**DATA SUPPLIED:**
####

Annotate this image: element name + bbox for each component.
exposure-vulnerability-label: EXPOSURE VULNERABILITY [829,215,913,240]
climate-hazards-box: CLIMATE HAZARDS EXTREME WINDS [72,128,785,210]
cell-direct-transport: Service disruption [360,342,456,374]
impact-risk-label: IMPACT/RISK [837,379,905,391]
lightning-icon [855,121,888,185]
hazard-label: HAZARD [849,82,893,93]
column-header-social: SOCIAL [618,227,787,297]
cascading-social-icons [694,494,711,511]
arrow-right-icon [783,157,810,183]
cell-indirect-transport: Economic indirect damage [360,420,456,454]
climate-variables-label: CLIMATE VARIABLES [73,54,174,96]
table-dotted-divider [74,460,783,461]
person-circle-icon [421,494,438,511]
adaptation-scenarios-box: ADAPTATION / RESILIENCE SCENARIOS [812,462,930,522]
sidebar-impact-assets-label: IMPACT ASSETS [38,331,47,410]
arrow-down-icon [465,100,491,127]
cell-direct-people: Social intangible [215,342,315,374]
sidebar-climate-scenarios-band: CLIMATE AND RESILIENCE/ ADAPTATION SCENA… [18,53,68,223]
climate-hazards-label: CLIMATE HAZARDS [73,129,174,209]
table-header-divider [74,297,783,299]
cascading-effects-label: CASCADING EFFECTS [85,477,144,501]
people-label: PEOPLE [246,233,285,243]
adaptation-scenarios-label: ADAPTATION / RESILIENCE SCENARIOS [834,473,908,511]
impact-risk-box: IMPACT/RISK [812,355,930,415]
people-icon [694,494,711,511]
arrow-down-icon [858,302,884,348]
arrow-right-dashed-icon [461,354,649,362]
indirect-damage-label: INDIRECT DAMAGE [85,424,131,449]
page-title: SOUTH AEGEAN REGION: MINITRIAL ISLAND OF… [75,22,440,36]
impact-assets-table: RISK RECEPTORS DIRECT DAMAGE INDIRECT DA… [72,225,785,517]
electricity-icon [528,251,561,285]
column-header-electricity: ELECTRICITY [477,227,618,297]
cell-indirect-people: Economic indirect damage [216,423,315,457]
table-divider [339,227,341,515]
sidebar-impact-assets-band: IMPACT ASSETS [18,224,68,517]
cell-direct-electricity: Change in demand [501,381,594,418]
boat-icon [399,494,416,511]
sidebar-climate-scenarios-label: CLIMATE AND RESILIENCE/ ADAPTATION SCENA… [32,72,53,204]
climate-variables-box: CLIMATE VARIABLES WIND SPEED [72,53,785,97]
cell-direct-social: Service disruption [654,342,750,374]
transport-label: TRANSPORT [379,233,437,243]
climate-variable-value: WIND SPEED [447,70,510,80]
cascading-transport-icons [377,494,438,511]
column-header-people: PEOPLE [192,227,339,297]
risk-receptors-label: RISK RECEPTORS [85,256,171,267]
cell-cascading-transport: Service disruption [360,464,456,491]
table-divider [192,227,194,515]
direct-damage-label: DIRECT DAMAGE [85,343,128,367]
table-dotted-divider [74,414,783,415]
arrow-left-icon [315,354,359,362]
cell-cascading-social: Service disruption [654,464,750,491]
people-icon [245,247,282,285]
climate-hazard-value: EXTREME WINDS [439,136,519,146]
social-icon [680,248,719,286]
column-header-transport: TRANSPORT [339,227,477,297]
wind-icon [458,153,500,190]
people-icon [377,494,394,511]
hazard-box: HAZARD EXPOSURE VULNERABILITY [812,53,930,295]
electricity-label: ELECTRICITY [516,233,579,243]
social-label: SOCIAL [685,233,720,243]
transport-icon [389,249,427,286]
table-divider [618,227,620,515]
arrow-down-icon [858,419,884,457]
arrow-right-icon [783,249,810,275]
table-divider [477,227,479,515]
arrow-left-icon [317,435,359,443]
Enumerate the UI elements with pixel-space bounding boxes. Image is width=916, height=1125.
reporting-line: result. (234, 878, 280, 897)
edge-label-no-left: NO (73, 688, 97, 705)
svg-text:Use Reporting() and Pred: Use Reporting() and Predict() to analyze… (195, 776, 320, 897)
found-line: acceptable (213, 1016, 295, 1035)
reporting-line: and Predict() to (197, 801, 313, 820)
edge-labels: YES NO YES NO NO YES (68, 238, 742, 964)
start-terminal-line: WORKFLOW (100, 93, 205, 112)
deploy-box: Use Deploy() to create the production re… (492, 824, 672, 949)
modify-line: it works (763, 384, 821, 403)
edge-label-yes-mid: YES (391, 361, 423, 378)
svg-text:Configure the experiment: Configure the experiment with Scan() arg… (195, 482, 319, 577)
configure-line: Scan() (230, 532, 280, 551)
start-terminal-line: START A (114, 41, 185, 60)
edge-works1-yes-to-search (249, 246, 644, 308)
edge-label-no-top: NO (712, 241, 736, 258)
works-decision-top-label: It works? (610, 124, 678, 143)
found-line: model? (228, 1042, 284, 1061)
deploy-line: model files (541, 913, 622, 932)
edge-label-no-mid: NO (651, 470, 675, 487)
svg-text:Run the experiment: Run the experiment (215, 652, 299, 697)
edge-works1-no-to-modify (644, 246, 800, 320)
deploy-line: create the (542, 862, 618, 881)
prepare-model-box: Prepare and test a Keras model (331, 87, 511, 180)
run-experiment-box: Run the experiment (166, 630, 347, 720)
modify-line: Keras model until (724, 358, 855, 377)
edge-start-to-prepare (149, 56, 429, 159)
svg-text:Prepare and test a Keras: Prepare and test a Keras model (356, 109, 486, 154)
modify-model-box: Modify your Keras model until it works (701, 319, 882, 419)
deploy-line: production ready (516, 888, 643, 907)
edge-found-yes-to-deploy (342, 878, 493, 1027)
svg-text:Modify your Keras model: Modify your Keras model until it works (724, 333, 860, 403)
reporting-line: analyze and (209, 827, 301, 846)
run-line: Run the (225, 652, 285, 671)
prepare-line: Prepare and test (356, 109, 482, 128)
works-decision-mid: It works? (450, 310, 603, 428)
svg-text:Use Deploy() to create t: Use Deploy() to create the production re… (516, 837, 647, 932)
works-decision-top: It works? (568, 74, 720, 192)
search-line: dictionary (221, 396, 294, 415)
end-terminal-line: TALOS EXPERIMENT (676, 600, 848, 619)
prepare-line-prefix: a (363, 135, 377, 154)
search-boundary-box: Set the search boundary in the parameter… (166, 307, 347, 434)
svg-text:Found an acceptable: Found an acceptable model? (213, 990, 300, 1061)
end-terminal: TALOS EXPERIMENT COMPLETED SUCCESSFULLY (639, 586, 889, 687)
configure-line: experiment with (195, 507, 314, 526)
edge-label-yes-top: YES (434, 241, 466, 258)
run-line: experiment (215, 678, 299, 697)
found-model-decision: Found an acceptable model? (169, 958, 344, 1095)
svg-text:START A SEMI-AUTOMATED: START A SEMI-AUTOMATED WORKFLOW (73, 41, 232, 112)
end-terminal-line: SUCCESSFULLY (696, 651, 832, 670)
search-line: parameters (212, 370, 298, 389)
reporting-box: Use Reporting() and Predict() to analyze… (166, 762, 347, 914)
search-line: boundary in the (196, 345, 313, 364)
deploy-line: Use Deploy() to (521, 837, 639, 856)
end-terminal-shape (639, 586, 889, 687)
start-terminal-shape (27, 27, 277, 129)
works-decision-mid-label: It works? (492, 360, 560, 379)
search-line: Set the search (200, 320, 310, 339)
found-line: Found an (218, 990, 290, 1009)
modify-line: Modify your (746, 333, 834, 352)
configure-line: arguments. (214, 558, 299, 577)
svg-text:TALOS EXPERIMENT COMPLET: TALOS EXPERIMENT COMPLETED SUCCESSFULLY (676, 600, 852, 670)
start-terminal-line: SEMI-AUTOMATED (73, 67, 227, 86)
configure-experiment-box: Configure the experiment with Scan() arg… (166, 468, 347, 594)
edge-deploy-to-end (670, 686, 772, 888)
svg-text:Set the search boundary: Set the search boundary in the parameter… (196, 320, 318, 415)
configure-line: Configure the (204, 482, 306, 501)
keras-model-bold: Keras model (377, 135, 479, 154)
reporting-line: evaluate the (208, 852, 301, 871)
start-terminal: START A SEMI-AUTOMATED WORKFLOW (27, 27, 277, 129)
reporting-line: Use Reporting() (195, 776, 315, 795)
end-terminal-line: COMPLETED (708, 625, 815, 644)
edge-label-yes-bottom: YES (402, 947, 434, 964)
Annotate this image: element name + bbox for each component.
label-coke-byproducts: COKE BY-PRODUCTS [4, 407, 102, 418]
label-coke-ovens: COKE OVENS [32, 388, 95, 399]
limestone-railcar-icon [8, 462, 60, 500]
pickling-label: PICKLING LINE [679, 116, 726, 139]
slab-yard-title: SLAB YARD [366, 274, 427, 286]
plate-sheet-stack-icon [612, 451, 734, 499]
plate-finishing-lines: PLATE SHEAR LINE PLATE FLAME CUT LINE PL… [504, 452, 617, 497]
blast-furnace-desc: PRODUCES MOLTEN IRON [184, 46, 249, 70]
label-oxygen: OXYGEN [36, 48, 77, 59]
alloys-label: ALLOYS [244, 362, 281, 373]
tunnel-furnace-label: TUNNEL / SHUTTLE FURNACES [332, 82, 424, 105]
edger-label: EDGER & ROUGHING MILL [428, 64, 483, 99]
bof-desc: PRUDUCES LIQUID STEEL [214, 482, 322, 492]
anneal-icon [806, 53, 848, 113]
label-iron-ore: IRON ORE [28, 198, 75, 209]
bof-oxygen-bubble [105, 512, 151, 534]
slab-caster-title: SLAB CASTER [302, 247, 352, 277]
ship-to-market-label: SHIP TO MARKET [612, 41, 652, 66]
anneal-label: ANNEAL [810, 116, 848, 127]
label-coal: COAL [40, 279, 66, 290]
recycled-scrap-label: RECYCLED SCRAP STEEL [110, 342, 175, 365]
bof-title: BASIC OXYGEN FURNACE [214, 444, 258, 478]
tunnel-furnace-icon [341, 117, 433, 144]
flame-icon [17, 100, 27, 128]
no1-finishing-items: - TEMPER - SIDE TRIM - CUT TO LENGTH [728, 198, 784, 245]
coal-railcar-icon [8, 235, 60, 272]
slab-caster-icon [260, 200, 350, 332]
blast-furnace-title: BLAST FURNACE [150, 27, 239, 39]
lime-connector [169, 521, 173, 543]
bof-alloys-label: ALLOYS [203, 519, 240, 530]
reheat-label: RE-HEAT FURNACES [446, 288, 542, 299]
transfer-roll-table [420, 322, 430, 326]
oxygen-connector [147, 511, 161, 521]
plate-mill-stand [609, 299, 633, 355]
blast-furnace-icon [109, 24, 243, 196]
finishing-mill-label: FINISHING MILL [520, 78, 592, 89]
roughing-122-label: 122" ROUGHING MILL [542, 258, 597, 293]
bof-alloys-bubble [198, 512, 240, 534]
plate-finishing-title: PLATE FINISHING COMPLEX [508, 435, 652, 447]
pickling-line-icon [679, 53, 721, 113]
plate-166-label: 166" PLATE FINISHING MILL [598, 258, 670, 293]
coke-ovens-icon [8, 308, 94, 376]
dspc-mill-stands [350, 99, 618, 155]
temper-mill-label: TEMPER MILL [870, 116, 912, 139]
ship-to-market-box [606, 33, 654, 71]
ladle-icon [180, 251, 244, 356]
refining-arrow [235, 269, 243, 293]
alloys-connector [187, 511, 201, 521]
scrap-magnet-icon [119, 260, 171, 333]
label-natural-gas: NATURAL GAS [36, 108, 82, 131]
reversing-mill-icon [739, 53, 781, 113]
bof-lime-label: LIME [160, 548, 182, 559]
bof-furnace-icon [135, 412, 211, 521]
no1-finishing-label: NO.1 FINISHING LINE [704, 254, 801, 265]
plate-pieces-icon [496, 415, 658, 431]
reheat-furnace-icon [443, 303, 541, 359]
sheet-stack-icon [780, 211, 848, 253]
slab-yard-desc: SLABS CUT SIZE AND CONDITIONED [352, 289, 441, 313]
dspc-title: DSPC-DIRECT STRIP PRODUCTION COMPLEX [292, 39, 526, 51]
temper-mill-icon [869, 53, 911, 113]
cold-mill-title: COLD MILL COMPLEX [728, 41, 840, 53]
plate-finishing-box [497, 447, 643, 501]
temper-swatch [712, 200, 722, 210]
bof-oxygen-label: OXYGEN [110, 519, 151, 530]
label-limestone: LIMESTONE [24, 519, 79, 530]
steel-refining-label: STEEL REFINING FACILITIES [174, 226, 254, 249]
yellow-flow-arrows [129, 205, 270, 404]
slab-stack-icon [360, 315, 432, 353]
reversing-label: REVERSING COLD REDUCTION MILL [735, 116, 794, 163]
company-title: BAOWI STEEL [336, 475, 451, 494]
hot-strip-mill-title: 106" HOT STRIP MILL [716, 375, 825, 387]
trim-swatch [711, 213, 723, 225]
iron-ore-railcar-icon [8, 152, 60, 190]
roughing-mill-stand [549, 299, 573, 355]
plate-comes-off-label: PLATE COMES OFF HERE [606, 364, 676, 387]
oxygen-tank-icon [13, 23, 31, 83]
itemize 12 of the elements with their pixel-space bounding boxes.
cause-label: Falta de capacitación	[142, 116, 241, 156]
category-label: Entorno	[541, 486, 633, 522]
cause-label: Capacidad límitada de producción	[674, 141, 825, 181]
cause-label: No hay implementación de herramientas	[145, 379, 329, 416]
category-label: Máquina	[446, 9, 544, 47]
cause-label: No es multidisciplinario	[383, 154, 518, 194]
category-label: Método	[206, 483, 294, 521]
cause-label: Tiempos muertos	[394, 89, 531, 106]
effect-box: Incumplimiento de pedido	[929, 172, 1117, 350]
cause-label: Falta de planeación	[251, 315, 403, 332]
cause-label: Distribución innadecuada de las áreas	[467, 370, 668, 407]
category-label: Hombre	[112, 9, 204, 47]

####

**JOB:**
Please reproduce the items word for word, from the start of the items through the line containing "electricity-icon [528,251,561,285]".

**WRITTEN RESPONSE:**
Annotate this image: element name + bbox for each component.
exposure-vulnerability-label: EXPOSURE VULNERABILITY [829,215,913,240]
climate-hazards-box: CLIMATE HAZARDS EXTREME WINDS [72,128,785,210]
cell-direct-transport: Service disruption [360,342,456,374]
impact-risk-label: IMPACT/RISK [837,379,905,391]
lightning-icon [855,121,888,185]
hazard-label: HAZARD [849,82,893,93]
column-header-social: SOCIAL [618,227,787,297]
cascading-social-icons [694,494,711,511]
arrow-right-icon [783,157,810,183]
cell-indirect-transport: Economic indirect damage [360,420,456,454]
climate-variables-label: CLIMATE VARIABLES [73,54,174,96]
table-dotted-divider [74,460,783,461]
person-circle-icon [421,494,438,511]
adaptation-scenarios-box: ADAPTATION / RESILIENCE SCENARIOS [812,462,930,522]
sidebar-impact-assets-label: IMPACT ASSETS [38,331,47,410]
arrow-down-icon [465,100,491,127]
cell-direct-people: Social intangible [215,342,315,374]
sidebar-climate-scenarios-band: CLIMATE AND RESILIENCE/ ADAPTATION SCENA… [18,53,68,223]
climate-hazards-label: CLIMATE HAZARDS [73,129,174,209]
table-header-divider [74,297,783,299]
cascading-effects-label: CASCADING EFFECTS [85,477,144,501]
people-label: PEOPLE [246,233,285,243]
adaptation-scenarios-label: ADAPTATION / RESILIENCE SCENARIOS [834,473,908,511]
impact-risk-box: IMPACT/RISK [812,355,930,415]
people-icon [694,494,711,511]
arrow-down-icon [858,302,884,348]
arrow-right-dashed-icon [461,354,649,362]
indirect-damage-label: INDIRECT DAMAGE [85,424,131,449]
page-title: SOUTH AEGEAN REGION: MINITRIAL ISLAND OF… [75,22,440,36]
impact-assets-table: RISK RECEPTORS DIRECT DAMAGE INDIRECT DA… [72,225,785,517]
electricity-icon [528,251,561,285]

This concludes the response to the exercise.